Data excerpts:
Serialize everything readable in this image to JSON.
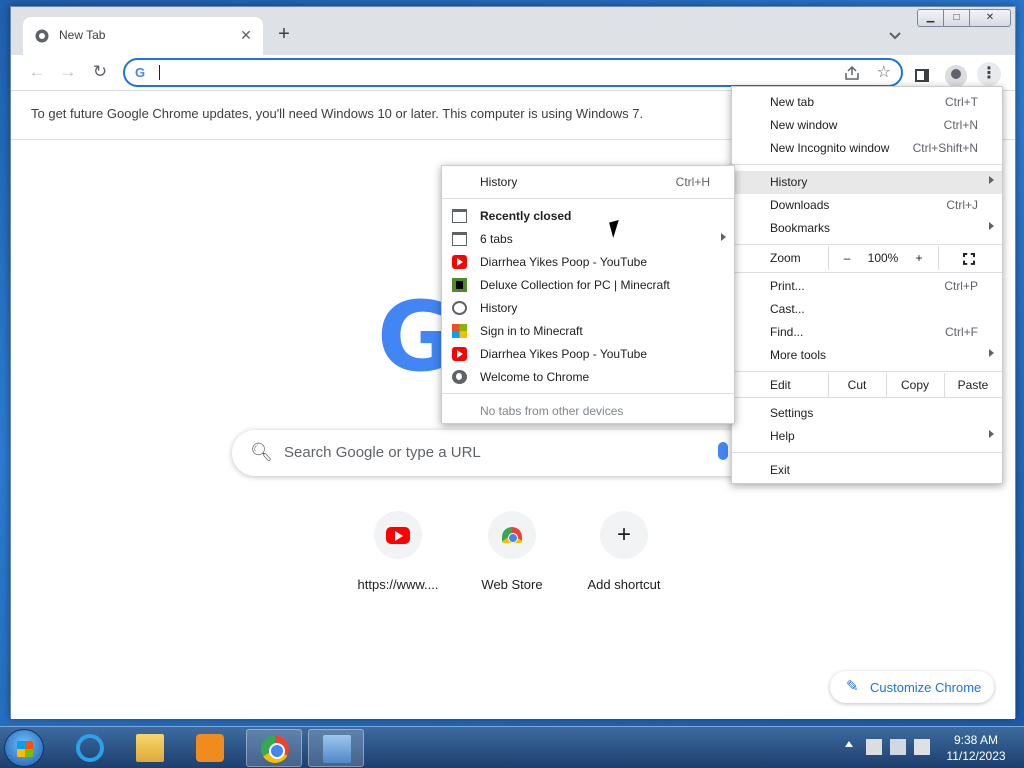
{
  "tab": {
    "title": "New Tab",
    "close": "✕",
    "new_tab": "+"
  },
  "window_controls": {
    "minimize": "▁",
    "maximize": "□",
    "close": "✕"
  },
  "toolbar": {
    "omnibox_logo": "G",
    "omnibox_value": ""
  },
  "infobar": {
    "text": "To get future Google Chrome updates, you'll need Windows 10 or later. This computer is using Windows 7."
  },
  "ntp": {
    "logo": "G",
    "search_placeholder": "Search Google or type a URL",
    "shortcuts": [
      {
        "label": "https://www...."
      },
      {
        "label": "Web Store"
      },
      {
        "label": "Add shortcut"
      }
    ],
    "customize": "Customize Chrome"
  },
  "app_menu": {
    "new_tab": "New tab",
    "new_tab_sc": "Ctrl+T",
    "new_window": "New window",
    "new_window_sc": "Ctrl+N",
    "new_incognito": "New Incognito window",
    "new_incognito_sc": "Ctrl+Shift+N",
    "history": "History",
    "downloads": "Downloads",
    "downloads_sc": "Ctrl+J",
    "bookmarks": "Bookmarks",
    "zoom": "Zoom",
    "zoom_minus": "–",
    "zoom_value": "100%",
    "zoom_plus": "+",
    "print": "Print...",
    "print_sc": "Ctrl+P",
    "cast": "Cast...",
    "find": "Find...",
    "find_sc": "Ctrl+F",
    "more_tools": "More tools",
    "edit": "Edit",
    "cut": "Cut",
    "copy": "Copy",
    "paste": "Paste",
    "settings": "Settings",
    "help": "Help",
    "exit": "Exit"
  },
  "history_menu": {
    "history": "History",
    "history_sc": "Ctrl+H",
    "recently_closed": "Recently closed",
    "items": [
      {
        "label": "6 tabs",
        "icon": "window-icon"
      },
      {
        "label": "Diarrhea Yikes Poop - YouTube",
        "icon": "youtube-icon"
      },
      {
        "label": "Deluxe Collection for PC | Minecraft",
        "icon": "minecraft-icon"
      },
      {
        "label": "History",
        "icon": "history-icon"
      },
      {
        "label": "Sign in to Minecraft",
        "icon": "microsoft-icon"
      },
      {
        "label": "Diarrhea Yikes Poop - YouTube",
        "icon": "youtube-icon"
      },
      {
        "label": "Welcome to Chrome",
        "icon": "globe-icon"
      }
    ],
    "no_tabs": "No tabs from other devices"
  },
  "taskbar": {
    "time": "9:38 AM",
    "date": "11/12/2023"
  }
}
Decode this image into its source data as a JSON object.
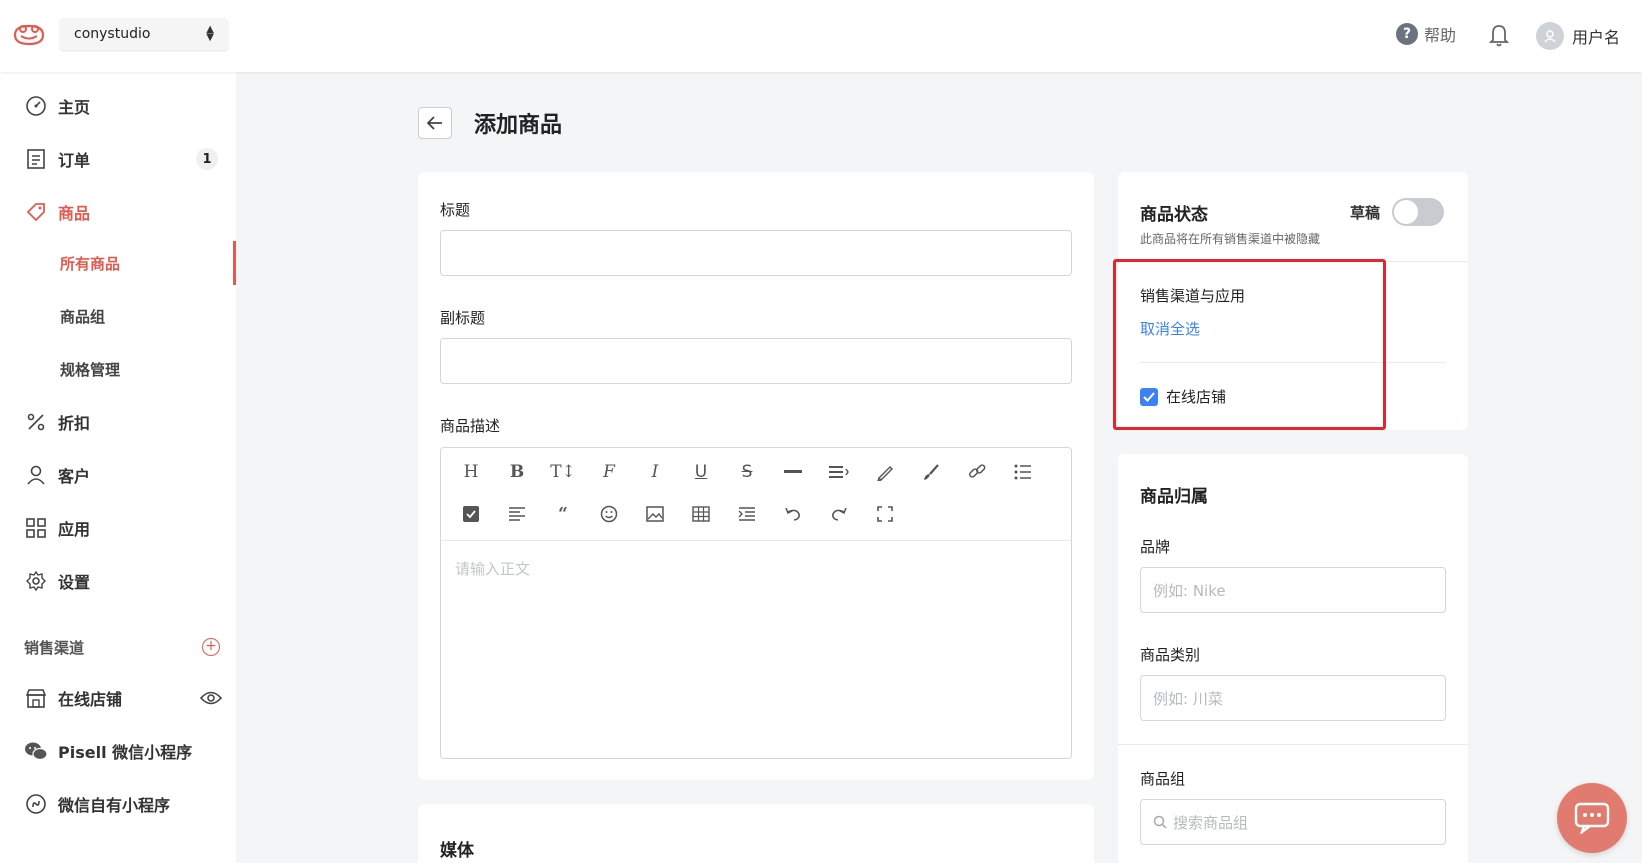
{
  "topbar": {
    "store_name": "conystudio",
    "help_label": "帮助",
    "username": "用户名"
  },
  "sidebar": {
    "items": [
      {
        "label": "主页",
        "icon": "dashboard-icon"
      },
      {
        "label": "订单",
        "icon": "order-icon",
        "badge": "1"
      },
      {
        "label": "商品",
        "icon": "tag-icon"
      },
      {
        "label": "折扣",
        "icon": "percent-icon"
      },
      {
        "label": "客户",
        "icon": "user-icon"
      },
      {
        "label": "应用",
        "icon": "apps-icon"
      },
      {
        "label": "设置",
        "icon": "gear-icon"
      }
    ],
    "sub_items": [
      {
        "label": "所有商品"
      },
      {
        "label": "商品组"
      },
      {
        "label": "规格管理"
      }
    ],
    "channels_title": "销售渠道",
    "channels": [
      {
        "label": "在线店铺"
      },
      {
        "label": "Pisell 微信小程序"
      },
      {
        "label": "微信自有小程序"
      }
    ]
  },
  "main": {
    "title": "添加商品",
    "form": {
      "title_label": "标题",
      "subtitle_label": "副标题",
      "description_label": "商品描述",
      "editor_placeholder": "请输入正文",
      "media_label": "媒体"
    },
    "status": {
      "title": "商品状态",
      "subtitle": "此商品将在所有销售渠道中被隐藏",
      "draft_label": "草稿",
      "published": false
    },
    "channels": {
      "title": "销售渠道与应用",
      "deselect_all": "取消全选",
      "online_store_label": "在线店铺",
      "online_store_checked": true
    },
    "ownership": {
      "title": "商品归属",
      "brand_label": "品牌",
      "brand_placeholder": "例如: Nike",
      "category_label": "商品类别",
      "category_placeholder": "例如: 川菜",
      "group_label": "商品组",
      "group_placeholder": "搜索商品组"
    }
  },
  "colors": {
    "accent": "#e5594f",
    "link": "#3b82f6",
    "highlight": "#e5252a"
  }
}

...

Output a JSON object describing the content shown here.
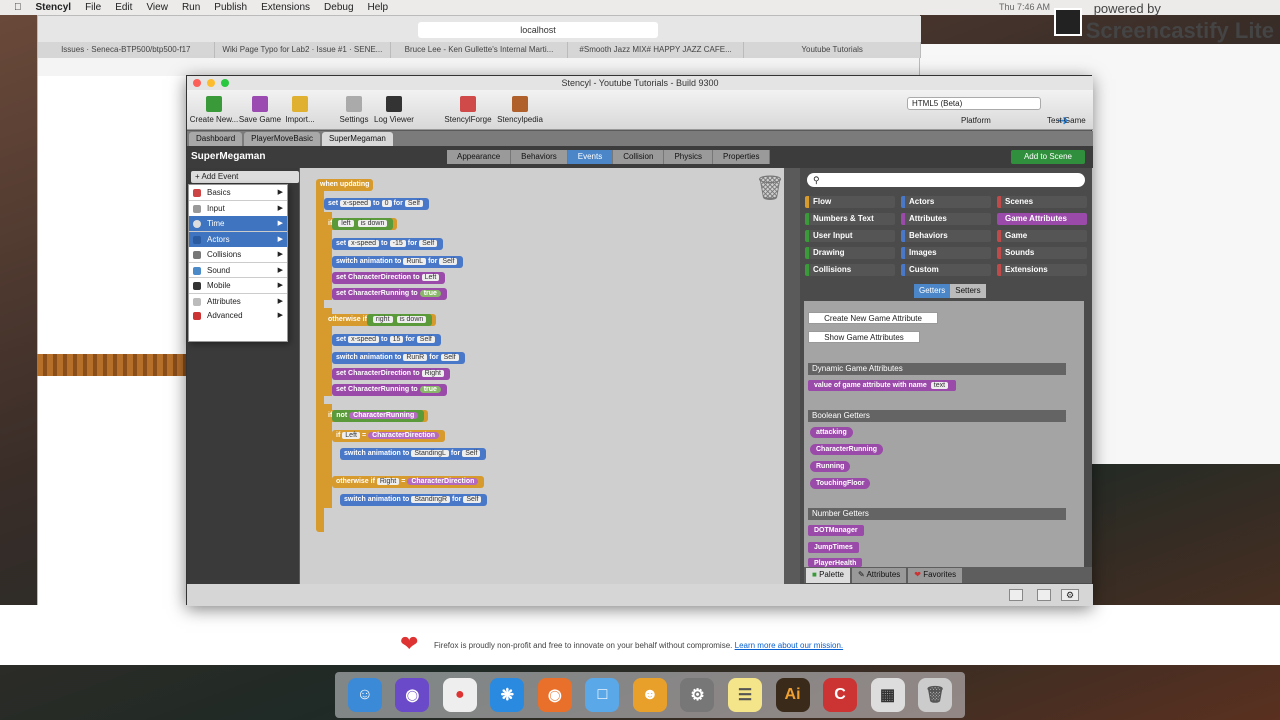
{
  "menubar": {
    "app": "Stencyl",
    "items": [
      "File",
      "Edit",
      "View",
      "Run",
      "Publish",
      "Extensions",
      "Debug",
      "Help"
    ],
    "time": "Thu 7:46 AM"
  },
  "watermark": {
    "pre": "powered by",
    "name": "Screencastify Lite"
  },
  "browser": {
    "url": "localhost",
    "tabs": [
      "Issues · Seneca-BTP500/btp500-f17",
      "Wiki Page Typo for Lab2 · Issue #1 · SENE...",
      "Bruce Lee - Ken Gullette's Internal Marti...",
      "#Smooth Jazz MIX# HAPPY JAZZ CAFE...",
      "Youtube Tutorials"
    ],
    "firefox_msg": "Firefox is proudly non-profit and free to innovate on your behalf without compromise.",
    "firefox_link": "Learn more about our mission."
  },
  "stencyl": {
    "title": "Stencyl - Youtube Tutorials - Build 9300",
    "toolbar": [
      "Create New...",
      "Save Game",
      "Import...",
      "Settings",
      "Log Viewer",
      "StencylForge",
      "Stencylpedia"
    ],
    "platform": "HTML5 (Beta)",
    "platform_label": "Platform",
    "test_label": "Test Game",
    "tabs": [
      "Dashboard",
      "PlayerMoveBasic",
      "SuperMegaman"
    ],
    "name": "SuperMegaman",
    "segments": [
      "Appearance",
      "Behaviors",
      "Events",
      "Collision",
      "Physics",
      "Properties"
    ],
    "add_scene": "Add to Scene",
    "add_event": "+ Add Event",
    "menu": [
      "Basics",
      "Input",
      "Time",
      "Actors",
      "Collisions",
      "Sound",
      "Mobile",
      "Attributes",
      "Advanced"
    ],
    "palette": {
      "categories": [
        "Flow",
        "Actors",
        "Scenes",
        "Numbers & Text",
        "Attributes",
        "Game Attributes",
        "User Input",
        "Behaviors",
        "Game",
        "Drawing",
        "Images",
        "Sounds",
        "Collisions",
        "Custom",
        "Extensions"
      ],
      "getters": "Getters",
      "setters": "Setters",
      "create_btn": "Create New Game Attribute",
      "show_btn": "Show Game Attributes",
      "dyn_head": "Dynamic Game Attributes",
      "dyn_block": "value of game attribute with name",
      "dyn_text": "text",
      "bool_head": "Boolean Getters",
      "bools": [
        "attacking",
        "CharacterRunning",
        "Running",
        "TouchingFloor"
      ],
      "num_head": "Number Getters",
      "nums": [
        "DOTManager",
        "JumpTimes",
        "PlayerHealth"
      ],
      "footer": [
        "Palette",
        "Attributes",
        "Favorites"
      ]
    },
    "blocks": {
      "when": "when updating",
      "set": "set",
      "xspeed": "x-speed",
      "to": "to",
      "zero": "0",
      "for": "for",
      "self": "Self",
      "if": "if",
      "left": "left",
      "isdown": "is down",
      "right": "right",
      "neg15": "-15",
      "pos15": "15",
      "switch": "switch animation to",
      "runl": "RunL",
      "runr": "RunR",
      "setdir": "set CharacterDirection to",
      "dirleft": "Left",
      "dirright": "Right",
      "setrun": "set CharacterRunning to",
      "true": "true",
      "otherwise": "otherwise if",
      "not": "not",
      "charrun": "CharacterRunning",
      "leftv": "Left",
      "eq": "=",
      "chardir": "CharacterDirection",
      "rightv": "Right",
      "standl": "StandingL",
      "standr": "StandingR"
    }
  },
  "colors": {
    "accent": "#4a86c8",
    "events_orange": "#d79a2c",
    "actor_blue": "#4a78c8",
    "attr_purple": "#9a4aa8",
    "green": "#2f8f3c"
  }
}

---

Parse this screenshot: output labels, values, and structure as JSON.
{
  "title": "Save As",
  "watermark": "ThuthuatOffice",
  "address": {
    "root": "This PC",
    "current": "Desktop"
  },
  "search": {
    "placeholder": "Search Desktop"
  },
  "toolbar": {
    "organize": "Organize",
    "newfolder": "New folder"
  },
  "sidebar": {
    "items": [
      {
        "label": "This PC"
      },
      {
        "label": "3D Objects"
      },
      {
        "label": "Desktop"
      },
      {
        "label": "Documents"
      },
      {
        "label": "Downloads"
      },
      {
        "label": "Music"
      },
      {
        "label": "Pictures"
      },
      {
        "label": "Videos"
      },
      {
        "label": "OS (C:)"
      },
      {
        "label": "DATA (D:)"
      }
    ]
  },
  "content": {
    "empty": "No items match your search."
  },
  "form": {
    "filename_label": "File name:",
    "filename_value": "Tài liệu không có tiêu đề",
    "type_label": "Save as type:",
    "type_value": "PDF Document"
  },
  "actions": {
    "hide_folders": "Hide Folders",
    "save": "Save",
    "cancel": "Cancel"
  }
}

Task
Determine how many lines of the listing above hold the word "tabs". Report that number without anything else.

The result
4